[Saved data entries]
----

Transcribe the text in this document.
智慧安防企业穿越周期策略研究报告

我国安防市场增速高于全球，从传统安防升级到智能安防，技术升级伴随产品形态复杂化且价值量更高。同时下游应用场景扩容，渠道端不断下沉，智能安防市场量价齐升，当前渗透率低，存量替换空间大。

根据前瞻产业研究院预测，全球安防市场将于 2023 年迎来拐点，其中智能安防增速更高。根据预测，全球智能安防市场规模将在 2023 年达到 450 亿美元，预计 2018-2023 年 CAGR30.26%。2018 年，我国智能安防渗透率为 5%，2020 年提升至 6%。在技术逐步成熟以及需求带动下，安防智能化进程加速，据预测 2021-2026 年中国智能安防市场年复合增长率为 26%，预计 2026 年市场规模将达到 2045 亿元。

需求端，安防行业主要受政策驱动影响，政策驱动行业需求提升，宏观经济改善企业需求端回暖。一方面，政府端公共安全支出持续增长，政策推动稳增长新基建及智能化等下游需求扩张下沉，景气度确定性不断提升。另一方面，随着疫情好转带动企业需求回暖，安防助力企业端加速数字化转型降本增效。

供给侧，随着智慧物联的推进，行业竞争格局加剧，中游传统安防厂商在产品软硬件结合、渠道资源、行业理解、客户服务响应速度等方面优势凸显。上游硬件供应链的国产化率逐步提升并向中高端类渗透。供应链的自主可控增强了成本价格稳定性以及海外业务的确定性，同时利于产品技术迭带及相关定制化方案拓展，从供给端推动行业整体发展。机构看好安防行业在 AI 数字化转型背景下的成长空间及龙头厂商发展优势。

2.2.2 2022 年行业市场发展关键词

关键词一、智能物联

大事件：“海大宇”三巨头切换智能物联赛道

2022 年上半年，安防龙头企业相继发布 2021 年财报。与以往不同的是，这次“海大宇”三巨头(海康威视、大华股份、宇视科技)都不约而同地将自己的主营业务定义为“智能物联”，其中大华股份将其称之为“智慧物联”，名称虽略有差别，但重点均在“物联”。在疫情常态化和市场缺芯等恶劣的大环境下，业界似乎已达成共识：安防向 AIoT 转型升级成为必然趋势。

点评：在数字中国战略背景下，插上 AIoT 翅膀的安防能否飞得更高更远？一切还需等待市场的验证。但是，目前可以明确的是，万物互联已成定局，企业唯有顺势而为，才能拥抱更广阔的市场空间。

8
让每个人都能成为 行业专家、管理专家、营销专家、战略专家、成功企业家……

----

▸ TO BE DONE: Extract every entry in the listing word for word.

▸ RESPONSE:
Transcribe the text in this document.
智慧安防企业穿越周期策略研究报告

我国安防市场增速高于全球，从传统安防升级到智能安防，技术升级伴随产品形态复杂化且价值量更高。同时下游应用场景扩容，渠道端不断下沉，智能安防市场量价齐升，当前渗透率低，存量替换空间大。

根据前瞻产业研究院预测，全球安防市场将于 2023 年迎来拐点，其中智能安防增速更高。根据预测，全球智能安防市场规模将在 2023 年达到 450 亿美元，预计 2018-2023 年 CAGR30.26%。2018 年，我国智能安防渗透率为 5%，2020 年提升至 6%。在技术逐步成熟以及需求带动下，安防智能化进程加速，据预测 2021-2026 年中国智能安防市场年复合增长率为 26%，预计 2026 年市场规模将达到 2045 亿元。

需求端，安防行业主要受政策驱动影响，政策驱动行业需求提升，宏观经济改善企业需求端回暖。一方面，政府端公共安全支出持续增长，政策推动稳增长新基建及智能化等下游需求扩张下沉，景气度确定性不断提升。另一方面，随着疫情好转带动企业需求回暖，安防助力企业端加速数字化转型降本增效。

供给侧，随着智慧物联的推进，行业竞争格局加剧，中游传统安防厂商在产品软硬件结合、渠道资源、行业理解、客户服务响应速度等方面优势凸显。上游硬件供应链的国产化率逐步提升并向中高端类渗透。供应链的自主可控增强了成本价格稳定性以及海外业务的确定性，同时利于产品技术迭带及相关定制化方案拓展，从供给端推动行业整体发展。机构看好安防行业在 AI 数字化转型背景下的成长空间及龙头厂商发展优势。

2.2.2 2022 年行业市场发展关键词

关键词一、智能物联

大事件：“海大宇”三巨头切换智能物联赛道

2022 年上半年，安防龙头企业相继发布 2021 年财报。与以往不同的是，这次“海大宇”三巨头(海康威视、大华股份、宇视科技)都不约而同地将自己的主营业务定义为“智能物联”，其中大华股份将其称之为“智慧物联”，名称虽略有差别，但重点均在“物联”。在疫情常态化和市场缺芯等恶劣的大环境下，业界似乎已达成共识：安防向 AIoT 转型升级成为必然趋势。

点评：在数字中国战略背景下，插上 AIoT 翅膀的安防能否飞得更高更远？一切还需等待市场的验证。但是，目前可以明确的是，万物互联已成定局，企业唯有顺势而为，才能拥抱更广阔的市场空间。

8
让每个人都能成为 行业专家、管理专家、营销专家、战略专家、成功企业家……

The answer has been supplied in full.